EXERCISE OBJECTIVE: Leaving out the pictures, retype all the material exactly.

Saved data entries
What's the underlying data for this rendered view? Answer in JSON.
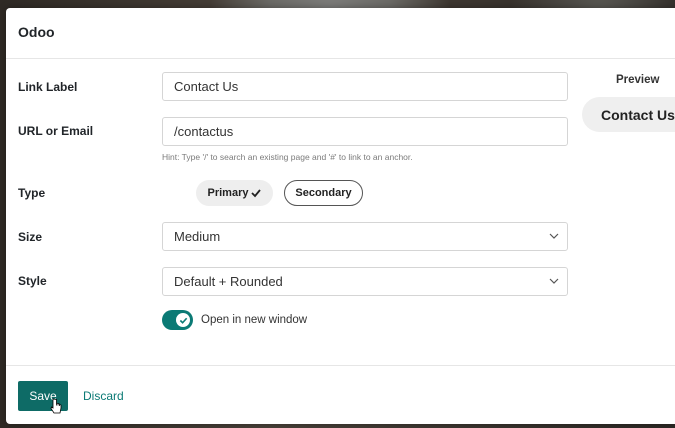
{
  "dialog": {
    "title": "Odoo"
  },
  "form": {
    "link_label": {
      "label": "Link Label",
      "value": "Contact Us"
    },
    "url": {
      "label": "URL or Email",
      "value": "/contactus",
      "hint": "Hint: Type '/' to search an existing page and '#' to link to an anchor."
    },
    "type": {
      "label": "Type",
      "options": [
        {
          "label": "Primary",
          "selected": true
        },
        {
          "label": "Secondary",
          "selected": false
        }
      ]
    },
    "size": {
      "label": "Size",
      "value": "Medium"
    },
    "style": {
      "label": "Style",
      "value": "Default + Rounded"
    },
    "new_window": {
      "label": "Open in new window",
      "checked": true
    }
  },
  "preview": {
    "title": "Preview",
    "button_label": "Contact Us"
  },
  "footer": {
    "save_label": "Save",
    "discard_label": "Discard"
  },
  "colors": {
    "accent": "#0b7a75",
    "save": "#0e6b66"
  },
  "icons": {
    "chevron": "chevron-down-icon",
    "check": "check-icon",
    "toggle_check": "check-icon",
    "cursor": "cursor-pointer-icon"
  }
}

RESPONSE TO THIS TASK:
What's the underlying data for this rendered view? Answer in JSON.
{
  "dialog": {
    "title": "Odoo"
  },
  "form": {
    "link_label": {
      "label": "Link Label",
      "value": "Contact Us"
    },
    "url": {
      "label": "URL or Email",
      "value": "/contactus",
      "hint": "Hint: Type '/' to search an existing page and '#' to link to an anchor."
    },
    "type": {
      "label": "Type",
      "options": [
        {
          "label": "Primary",
          "selected": true
        },
        {
          "label": "Secondary",
          "selected": false
        }
      ]
    },
    "size": {
      "label": "Size",
      "value": "Medium"
    },
    "style": {
      "label": "Style",
      "value": "Default + Rounded"
    },
    "new_window": {
      "label": "Open in new window",
      "checked": true
    }
  },
  "preview": {
    "title": "Preview",
    "button_label": "Contact Us"
  },
  "footer": {
    "save_label": "Save",
    "discard_label": "Discard"
  },
  "colors": {
    "accent": "#0b7a75",
    "save": "#0e6b66"
  },
  "icons": {
    "chevron": "chevron-down-icon",
    "check": "check-icon",
    "toggle_check": "check-icon",
    "cursor": "cursor-pointer-icon"
  }
}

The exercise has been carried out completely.